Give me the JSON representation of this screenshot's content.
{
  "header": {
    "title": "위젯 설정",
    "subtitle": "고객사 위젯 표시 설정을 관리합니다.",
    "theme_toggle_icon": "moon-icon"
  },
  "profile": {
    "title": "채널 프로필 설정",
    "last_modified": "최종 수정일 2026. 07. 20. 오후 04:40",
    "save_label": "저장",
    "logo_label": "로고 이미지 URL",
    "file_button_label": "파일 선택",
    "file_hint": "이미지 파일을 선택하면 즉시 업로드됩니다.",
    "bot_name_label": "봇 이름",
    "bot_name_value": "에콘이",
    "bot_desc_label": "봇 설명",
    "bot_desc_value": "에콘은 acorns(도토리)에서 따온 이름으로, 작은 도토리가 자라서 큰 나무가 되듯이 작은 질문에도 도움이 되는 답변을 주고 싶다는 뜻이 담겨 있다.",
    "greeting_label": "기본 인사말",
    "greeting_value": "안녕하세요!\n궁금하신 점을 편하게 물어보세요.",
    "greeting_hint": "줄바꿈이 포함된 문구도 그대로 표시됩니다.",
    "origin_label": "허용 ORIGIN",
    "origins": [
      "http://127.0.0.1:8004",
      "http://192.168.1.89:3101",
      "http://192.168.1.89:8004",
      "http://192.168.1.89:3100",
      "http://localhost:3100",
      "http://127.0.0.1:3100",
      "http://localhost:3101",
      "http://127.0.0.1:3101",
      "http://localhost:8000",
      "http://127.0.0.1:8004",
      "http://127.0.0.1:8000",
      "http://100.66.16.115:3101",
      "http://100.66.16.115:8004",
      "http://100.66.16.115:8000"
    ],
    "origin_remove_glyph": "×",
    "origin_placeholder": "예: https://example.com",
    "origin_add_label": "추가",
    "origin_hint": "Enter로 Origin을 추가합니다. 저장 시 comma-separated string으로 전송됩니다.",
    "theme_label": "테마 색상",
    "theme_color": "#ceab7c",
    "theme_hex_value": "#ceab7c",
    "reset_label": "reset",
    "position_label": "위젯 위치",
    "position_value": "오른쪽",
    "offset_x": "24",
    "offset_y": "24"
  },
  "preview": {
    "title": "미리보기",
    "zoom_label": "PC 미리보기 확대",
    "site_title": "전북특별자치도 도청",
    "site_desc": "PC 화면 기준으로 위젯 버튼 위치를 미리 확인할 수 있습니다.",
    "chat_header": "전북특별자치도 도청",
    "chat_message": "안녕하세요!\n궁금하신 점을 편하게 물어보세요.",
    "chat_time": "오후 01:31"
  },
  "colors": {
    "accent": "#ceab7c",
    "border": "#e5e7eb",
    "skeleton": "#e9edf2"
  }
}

________

PROBLEM TO WORK ON
Restate every record exactly, leaving nothing out.

OUTPUT OF THE EXERCISE
Give me the JSON representation of this screenshot's content.
{
  "header": {
    "title": "위젯 설정",
    "subtitle": "고객사 위젯 표시 설정을 관리합니다.",
    "theme_toggle_icon": "moon-icon"
  },
  "profile": {
    "title": "채널 프로필 설정",
    "last_modified": "최종 수정일 2026. 07. 20. 오후 04:40",
    "save_label": "저장",
    "logo_label": "로고 이미지 URL",
    "file_button_label": "파일 선택",
    "file_hint": "이미지 파일을 선택하면 즉시 업로드됩니다.",
    "bot_name_label": "봇 이름",
    "bot_name_value": "에콘이",
    "bot_desc_label": "봇 설명",
    "bot_desc_value": "에콘은 acorns(도토리)에서 따온 이름으로, 작은 도토리가 자라서 큰 나무가 되듯이 작은 질문에도 도움이 되는 답변을 주고 싶다는 뜻이 담겨 있다.",
    "greeting_label": "기본 인사말",
    "greeting_value": "안녕하세요!\n궁금하신 점을 편하게 물어보세요.",
    "greeting_hint": "줄바꿈이 포함된 문구도 그대로 표시됩니다.",
    "origin_label": "허용 ORIGIN",
    "origins": [
      "http://127.0.0.1:8004",
      "http://192.168.1.89:3101",
      "http://192.168.1.89:8004",
      "http://192.168.1.89:3100",
      "http://localhost:3100",
      "http://127.0.0.1:3100",
      "http://localhost:3101",
      "http://127.0.0.1:3101",
      "http://localhost:8000",
      "http://127.0.0.1:8004",
      "http://127.0.0.1:8000",
      "http://100.66.16.115:3101",
      "http://100.66.16.115:8004",
      "http://100.66.16.115:8000"
    ],
    "origin_remove_glyph": "×",
    "origin_placeholder": "예: https://example.com",
    "origin_add_label": "추가",
    "origin_hint": "Enter로 Origin을 추가합니다. 저장 시 comma-separated string으로 전송됩니다.",
    "theme_label": "테마 색상",
    "theme_color": "#ceab7c",
    "theme_hex_value": "#ceab7c",
    "reset_label": "reset",
    "position_label": "위젯 위치",
    "position_value": "오른쪽",
    "offset_x": "24",
    "offset_y": "24"
  },
  "preview": {
    "title": "미리보기",
    "zoom_label": "PC 미리보기 확대",
    "site_title": "전북특별자치도 도청",
    "site_desc": "PC 화면 기준으로 위젯 버튼 위치를 미리 확인할 수 있습니다.",
    "chat_header": "전북특별자치도 도청",
    "chat_message": "안녕하세요!\n궁금하신 점을 편하게 물어보세요.",
    "chat_time": "오후 01:31"
  },
  "colors": {
    "accent": "#ceab7c",
    "border": "#e5e7eb",
    "skeleton": "#e9edf2"
  }
}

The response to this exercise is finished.